• **TASK INSTRUCTIONS**
Read through the data and report every line in which the word "фаланги" occurs.

_____

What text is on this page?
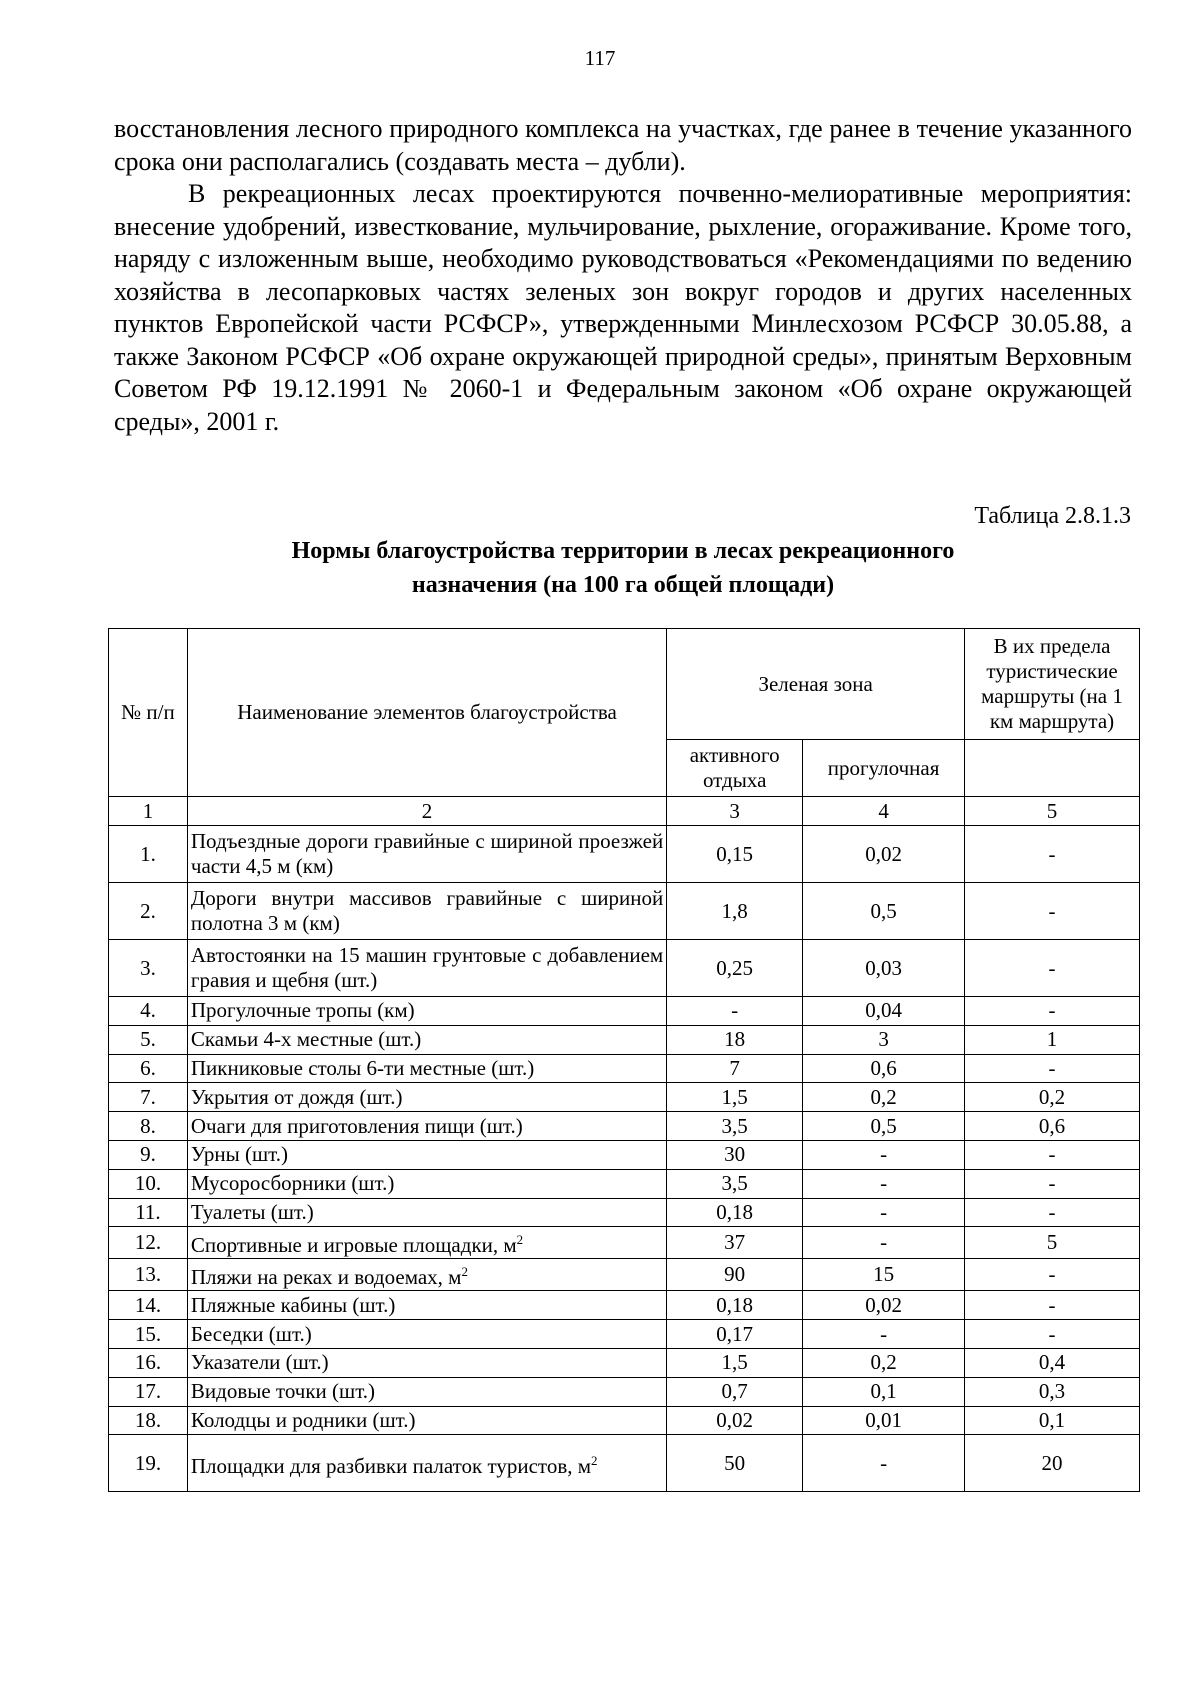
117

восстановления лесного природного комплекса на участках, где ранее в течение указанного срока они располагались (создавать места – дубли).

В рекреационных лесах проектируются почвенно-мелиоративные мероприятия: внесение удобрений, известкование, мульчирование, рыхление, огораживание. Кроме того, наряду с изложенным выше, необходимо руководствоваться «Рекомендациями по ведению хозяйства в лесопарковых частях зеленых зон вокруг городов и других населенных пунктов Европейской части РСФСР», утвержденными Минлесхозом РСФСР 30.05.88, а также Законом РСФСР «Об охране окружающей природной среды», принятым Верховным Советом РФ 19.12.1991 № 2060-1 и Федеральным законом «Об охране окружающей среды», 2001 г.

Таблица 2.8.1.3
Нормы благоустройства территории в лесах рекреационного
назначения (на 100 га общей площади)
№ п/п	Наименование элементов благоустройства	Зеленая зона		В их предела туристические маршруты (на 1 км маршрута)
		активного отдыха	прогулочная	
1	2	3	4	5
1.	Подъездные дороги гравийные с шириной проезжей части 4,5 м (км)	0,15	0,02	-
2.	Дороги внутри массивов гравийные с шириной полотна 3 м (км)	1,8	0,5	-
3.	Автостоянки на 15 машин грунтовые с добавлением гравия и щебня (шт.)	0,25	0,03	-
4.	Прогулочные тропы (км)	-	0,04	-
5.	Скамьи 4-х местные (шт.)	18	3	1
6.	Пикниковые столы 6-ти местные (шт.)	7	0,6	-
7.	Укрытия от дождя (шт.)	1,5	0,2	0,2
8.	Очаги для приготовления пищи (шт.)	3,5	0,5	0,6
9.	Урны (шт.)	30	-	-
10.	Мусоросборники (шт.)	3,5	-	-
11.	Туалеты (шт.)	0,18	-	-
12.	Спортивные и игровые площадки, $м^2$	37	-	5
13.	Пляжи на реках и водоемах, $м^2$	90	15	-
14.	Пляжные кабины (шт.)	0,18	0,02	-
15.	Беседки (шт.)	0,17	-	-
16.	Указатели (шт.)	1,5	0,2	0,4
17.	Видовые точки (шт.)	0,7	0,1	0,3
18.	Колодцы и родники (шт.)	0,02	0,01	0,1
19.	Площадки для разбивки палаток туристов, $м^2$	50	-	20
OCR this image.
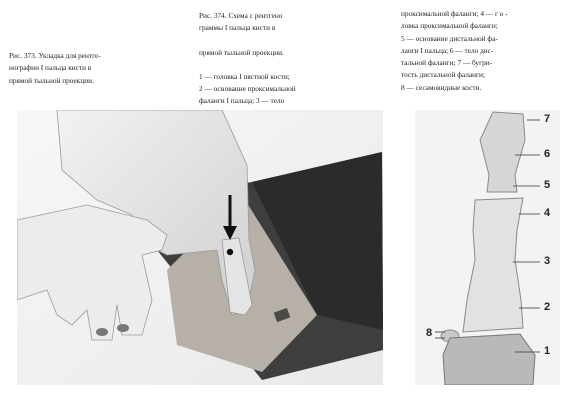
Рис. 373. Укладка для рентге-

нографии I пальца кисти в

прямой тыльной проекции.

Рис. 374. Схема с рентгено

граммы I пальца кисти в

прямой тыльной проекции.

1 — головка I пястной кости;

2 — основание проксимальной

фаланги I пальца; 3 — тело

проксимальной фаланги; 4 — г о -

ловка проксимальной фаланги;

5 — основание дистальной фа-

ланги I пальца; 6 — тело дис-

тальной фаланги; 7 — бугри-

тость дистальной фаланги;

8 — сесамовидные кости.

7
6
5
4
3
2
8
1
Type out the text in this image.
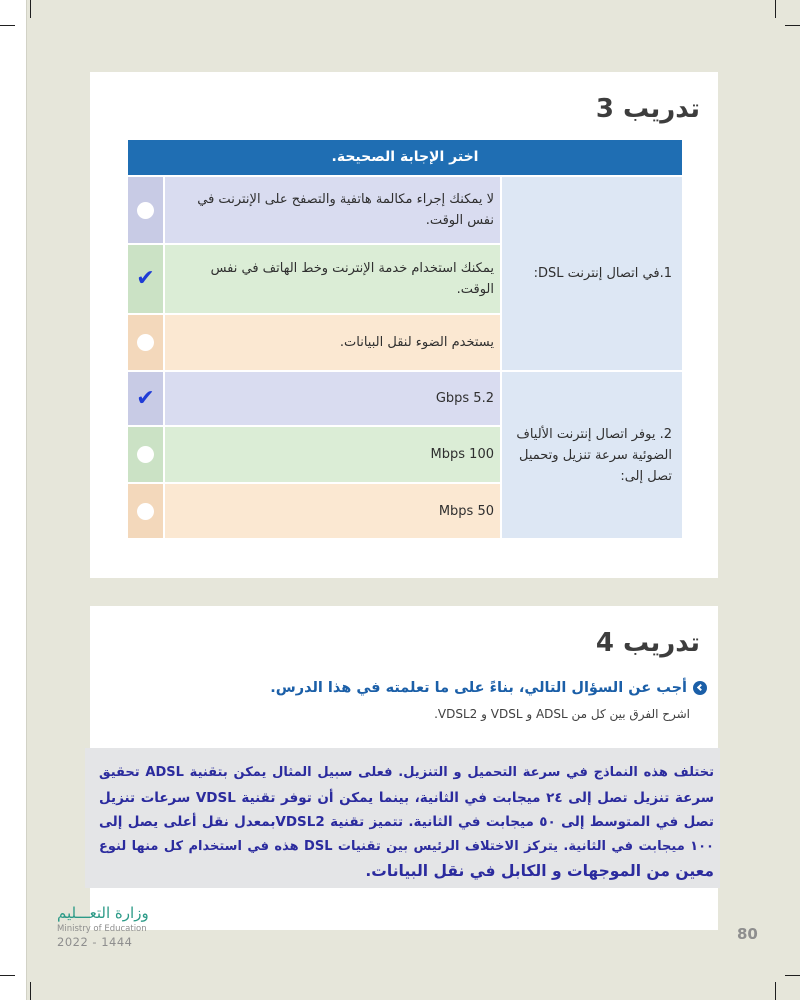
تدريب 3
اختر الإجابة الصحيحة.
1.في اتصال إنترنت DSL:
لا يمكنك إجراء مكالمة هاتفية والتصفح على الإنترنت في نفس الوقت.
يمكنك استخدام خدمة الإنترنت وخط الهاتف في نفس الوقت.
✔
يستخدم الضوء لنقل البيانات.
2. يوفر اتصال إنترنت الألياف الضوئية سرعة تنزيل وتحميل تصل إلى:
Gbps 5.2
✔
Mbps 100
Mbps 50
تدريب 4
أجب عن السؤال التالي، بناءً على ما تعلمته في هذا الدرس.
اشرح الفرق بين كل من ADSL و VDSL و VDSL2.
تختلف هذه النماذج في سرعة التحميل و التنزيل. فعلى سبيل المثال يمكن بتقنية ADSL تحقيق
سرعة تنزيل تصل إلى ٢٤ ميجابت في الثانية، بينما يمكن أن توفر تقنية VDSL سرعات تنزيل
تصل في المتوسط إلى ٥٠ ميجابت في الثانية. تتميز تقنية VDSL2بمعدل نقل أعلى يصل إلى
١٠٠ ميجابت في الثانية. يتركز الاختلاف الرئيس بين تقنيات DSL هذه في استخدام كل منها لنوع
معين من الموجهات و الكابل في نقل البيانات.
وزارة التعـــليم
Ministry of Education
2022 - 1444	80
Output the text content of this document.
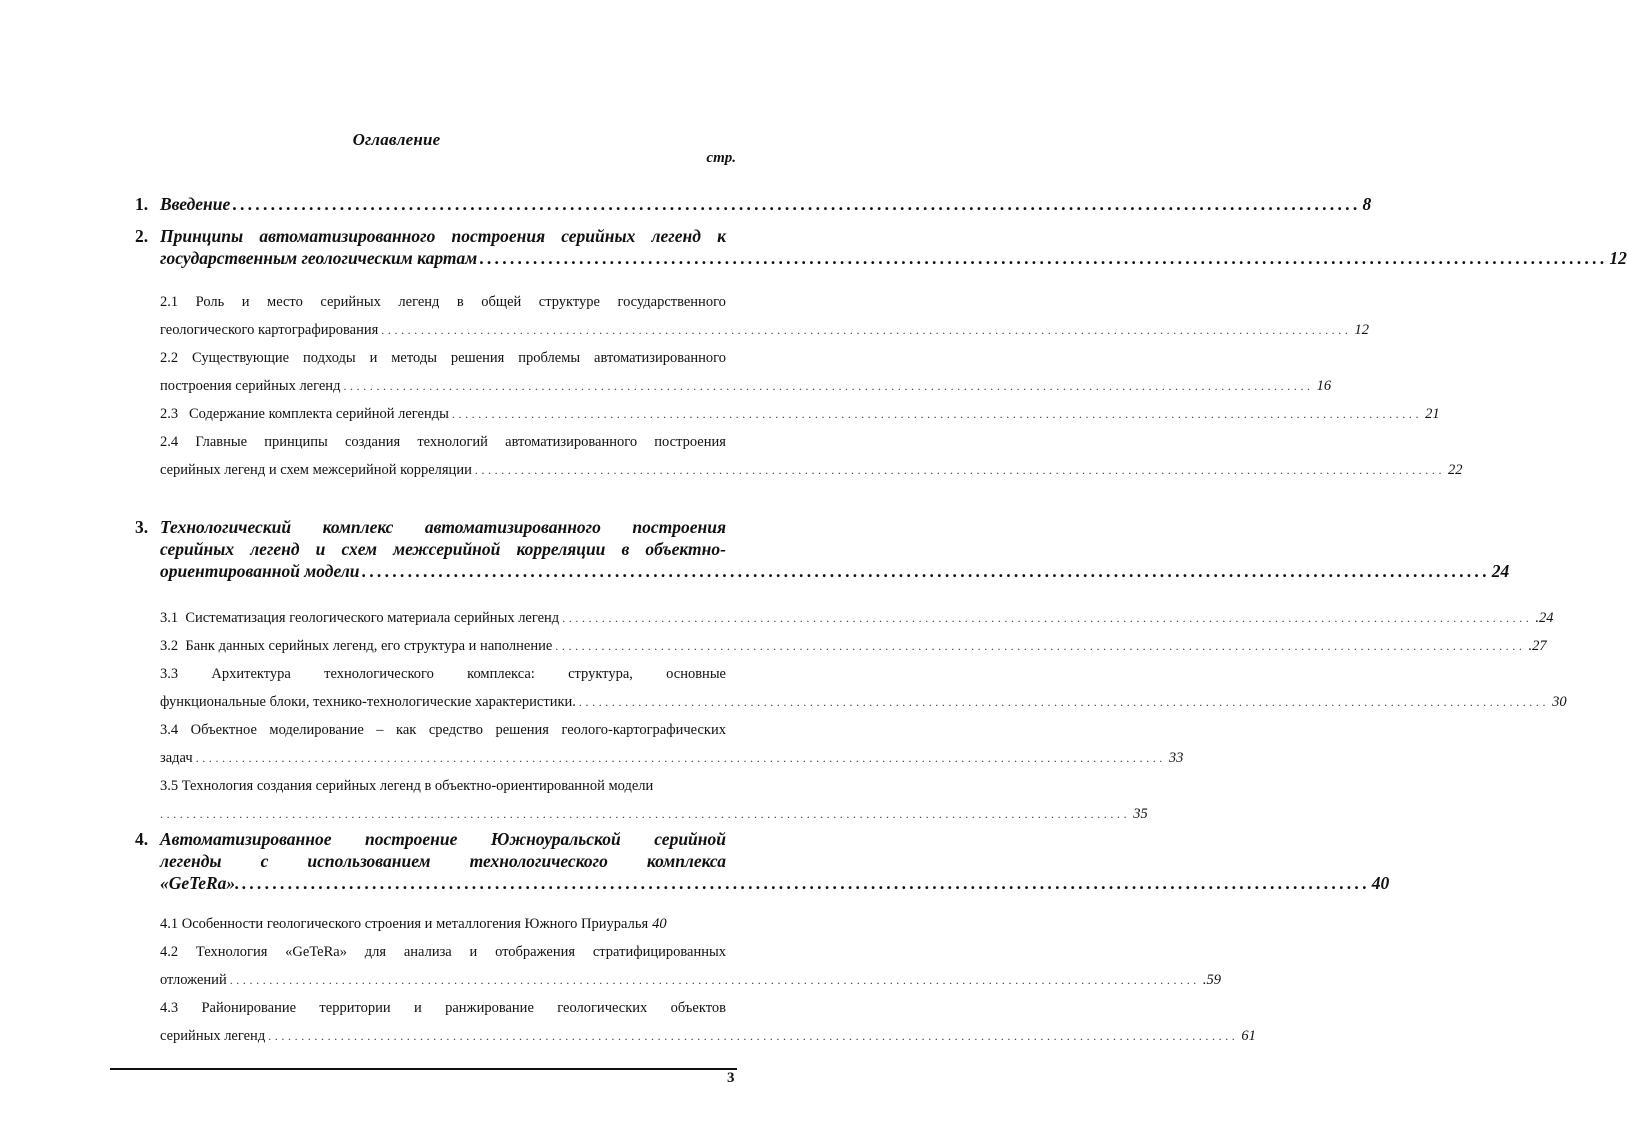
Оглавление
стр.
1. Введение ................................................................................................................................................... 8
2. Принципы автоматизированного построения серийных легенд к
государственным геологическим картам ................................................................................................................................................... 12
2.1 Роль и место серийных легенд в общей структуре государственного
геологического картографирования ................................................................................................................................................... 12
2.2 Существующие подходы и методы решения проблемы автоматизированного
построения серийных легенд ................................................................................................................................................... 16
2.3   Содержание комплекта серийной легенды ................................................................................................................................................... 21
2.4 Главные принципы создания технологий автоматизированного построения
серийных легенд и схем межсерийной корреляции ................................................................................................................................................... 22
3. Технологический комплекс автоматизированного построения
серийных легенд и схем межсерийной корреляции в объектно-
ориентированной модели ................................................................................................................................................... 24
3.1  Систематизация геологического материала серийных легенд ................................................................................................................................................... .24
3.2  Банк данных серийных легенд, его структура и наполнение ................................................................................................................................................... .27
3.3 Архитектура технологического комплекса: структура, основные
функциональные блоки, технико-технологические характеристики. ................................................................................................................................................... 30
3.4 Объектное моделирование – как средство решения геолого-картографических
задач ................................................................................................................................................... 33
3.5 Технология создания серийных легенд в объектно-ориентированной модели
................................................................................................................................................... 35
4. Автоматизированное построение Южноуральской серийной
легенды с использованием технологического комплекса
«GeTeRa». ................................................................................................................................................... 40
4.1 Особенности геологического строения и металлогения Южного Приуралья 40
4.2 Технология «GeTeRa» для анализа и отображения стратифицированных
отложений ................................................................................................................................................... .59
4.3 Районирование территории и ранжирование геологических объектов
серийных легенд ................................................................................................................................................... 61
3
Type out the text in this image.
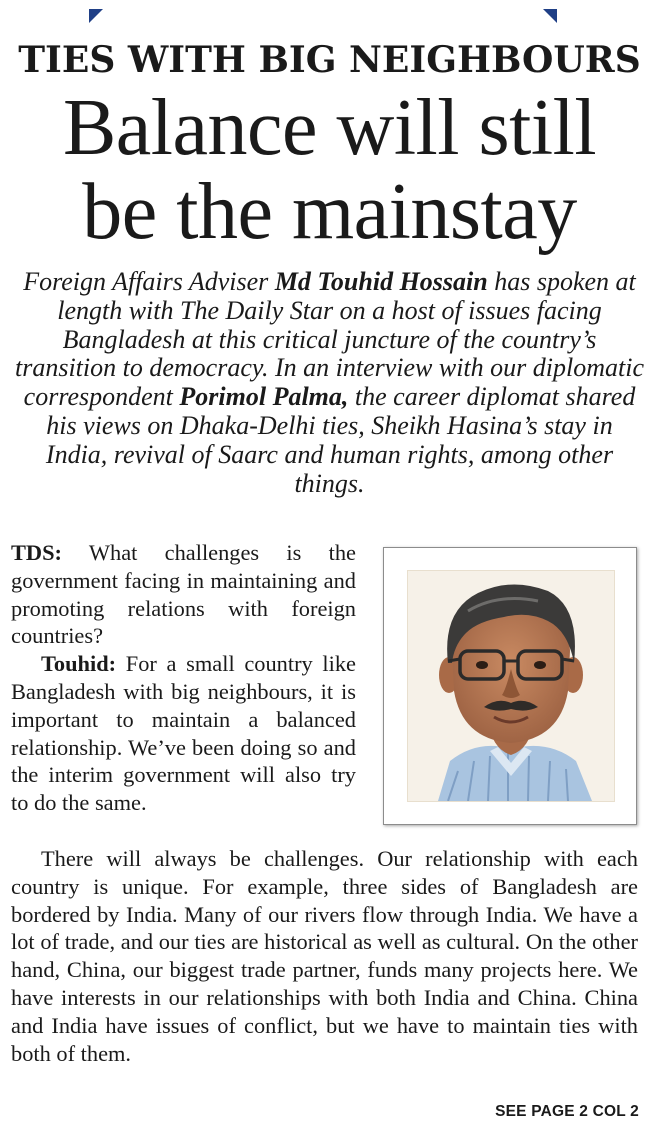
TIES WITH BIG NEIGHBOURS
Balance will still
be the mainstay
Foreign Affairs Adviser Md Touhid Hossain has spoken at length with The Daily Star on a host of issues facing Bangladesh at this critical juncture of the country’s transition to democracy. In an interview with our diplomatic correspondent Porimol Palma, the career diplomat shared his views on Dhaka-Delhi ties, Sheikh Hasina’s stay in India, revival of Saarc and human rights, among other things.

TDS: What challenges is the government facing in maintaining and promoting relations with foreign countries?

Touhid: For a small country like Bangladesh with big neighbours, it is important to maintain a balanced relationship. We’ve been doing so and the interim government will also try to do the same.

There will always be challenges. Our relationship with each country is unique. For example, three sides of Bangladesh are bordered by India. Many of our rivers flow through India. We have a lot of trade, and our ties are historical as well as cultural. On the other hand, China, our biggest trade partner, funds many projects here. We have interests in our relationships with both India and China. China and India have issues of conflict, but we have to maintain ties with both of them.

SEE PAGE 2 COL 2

_____

• **RESULT**
фаланги I пальца; 3 — тело
проксимальной фаланги; 4 — г о -
ловка проксимальной фаланги;
тальной фаланги; 7 — бугри-
тость дистальной фаланги;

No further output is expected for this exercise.